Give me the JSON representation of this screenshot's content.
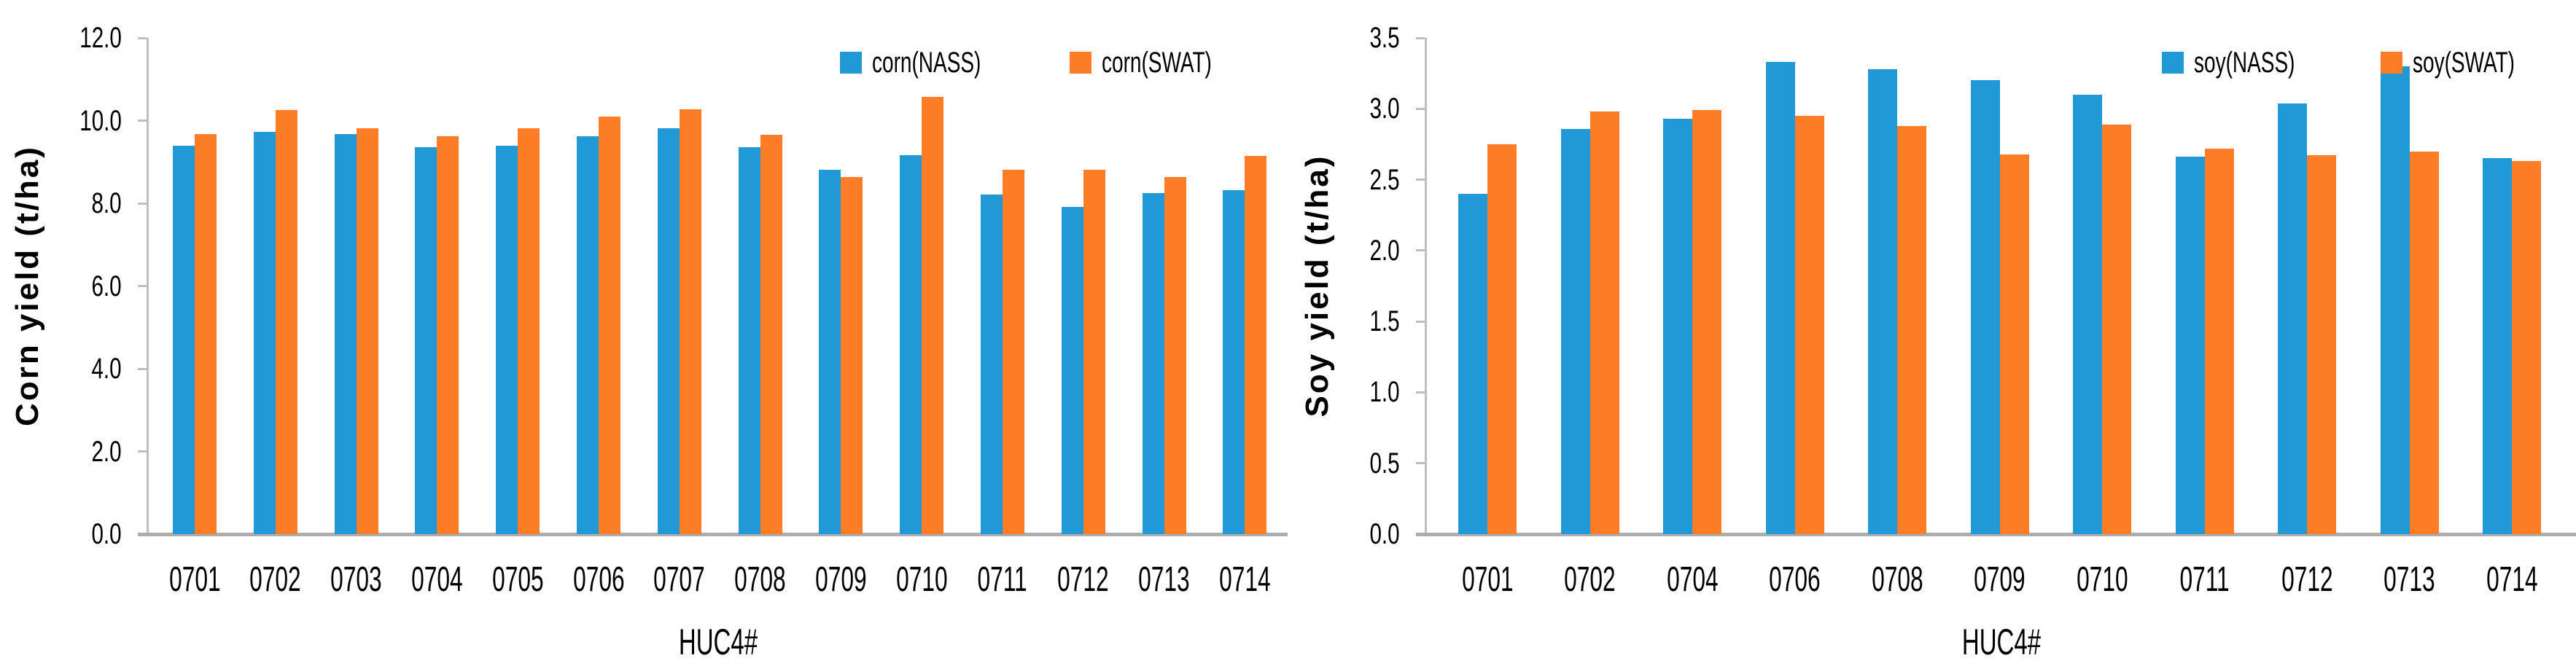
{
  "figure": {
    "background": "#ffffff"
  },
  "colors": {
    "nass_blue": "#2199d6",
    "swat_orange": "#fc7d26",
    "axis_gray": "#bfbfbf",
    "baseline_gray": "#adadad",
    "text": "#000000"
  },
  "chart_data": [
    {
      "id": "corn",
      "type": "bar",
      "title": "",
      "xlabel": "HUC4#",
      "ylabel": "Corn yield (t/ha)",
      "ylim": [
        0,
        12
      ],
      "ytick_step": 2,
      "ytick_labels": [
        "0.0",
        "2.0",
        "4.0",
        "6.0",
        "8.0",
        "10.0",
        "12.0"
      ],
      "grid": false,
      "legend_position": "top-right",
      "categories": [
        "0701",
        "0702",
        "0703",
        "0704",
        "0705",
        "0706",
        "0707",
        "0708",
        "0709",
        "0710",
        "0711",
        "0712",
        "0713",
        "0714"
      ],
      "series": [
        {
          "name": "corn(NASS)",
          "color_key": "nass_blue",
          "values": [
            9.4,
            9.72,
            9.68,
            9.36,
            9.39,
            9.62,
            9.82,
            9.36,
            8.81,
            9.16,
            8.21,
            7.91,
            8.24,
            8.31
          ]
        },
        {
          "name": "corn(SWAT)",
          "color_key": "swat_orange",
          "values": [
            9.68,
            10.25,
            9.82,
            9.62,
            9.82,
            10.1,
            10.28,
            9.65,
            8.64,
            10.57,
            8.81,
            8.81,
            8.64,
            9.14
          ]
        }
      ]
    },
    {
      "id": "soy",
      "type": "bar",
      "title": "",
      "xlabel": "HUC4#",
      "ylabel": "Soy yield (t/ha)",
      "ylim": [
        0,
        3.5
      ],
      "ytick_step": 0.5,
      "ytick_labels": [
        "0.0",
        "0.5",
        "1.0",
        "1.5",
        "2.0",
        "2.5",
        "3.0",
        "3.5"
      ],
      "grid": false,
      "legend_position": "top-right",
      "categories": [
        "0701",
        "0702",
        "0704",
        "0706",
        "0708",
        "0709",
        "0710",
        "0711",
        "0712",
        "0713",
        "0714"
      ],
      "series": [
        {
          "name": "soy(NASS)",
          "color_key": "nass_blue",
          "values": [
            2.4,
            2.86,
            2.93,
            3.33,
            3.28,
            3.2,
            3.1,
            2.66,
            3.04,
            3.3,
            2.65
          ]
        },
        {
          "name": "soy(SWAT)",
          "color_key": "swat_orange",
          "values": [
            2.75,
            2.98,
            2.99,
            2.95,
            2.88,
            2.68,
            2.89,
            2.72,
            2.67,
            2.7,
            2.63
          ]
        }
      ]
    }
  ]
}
**********
Aim of the task: Where a line holds "yield", copy that line.

Result of the task:
      "ylabel": "Corn yield (t/ha)",
      "ylabel": "Soy yield (t/ha)",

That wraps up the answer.